### [YOUR OBJECTIVE]
Transcribe the listing in full, excluding any pictures.

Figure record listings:
--------------------------------------------------

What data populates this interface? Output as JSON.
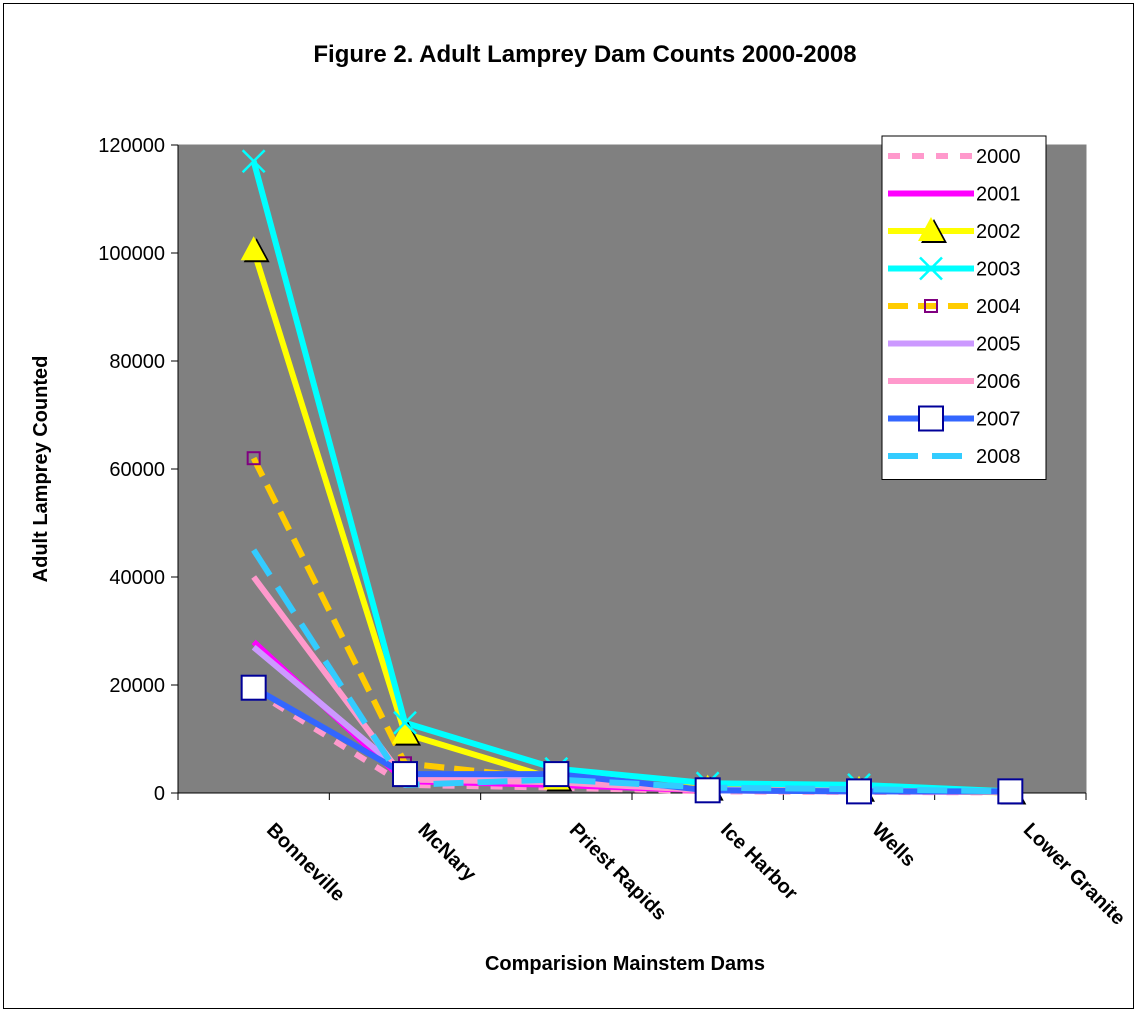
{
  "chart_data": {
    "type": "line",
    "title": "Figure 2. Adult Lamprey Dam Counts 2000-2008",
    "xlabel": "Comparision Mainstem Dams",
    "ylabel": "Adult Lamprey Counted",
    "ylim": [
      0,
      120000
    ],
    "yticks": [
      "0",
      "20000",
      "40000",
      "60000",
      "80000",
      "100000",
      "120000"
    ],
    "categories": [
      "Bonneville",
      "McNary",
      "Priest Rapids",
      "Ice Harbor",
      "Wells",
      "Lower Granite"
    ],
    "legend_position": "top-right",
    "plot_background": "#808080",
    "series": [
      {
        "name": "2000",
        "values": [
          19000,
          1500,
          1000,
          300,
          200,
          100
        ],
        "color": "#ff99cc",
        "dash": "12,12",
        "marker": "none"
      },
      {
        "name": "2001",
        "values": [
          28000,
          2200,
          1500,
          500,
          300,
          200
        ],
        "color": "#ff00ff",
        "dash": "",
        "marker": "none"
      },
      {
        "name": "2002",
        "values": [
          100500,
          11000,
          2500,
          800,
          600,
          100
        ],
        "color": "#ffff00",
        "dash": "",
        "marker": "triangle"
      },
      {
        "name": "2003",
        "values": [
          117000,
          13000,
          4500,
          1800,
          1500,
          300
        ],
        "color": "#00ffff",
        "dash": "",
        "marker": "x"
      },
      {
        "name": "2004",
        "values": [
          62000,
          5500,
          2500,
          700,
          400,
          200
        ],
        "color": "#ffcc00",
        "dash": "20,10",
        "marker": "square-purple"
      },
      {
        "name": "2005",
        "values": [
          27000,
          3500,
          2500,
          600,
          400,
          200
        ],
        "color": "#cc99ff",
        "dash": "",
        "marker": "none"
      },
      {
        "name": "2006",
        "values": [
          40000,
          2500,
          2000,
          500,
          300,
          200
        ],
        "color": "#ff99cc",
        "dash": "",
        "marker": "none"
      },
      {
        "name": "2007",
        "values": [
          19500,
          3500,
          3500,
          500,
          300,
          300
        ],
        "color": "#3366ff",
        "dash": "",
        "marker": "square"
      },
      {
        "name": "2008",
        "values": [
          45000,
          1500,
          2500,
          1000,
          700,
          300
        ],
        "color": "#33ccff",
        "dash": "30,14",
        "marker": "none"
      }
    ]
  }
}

--------------------------------------------------

### [SOLUTION]
What data populates this interface? Output as JSON.
{
  "chart_data": {
    "type": "line",
    "title": "Figure 2. Adult Lamprey Dam Counts 2000-2008",
    "xlabel": "Comparision Mainstem Dams",
    "ylabel": "Adult Lamprey Counted",
    "ylim": [
      0,
      120000
    ],
    "yticks": [
      "0",
      "20000",
      "40000",
      "60000",
      "80000",
      "100000",
      "120000"
    ],
    "categories": [
      "Bonneville",
      "McNary",
      "Priest Rapids",
      "Ice Harbor",
      "Wells",
      "Lower Granite"
    ],
    "legend_position": "top-right",
    "plot_background": "#808080",
    "series": [
      {
        "name": "2000",
        "values": [
          19000,
          1500,
          1000,
          300,
          200,
          100
        ],
        "color": "#ff99cc",
        "dash": "12,12",
        "marker": "none"
      },
      {
        "name": "2001",
        "values": [
          28000,
          2200,
          1500,
          500,
          300,
          200
        ],
        "color": "#ff00ff",
        "dash": "",
        "marker": "none"
      },
      {
        "name": "2002",
        "values": [
          100500,
          11000,
          2500,
          800,
          600,
          100
        ],
        "color": "#ffff00",
        "dash": "",
        "marker": "triangle"
      },
      {
        "name": "2003",
        "values": [
          117000,
          13000,
          4500,
          1800,
          1500,
          300
        ],
        "color": "#00ffff",
        "dash": "",
        "marker": "x"
      },
      {
        "name": "2004",
        "values": [
          62000,
          5500,
          2500,
          700,
          400,
          200
        ],
        "color": "#ffcc00",
        "dash": "20,10",
        "marker": "square-purple"
      },
      {
        "name": "2005",
        "values": [
          27000,
          3500,
          2500,
          600,
          400,
          200
        ],
        "color": "#cc99ff",
        "dash": "",
        "marker": "none"
      },
      {
        "name": "2006",
        "values": [
          40000,
          2500,
          2000,
          500,
          300,
          200
        ],
        "color": "#ff99cc",
        "dash": "",
        "marker": "none"
      },
      {
        "name": "2007",
        "values": [
          19500,
          3500,
          3500,
          500,
          300,
          300
        ],
        "color": "#3366ff",
        "dash": "",
        "marker": "square"
      },
      {
        "name": "2008",
        "values": [
          45000,
          1500,
          2500,
          1000,
          700,
          300
        ],
        "color": "#33ccff",
        "dash": "30,14",
        "marker": "none"
      }
    ]
  }
}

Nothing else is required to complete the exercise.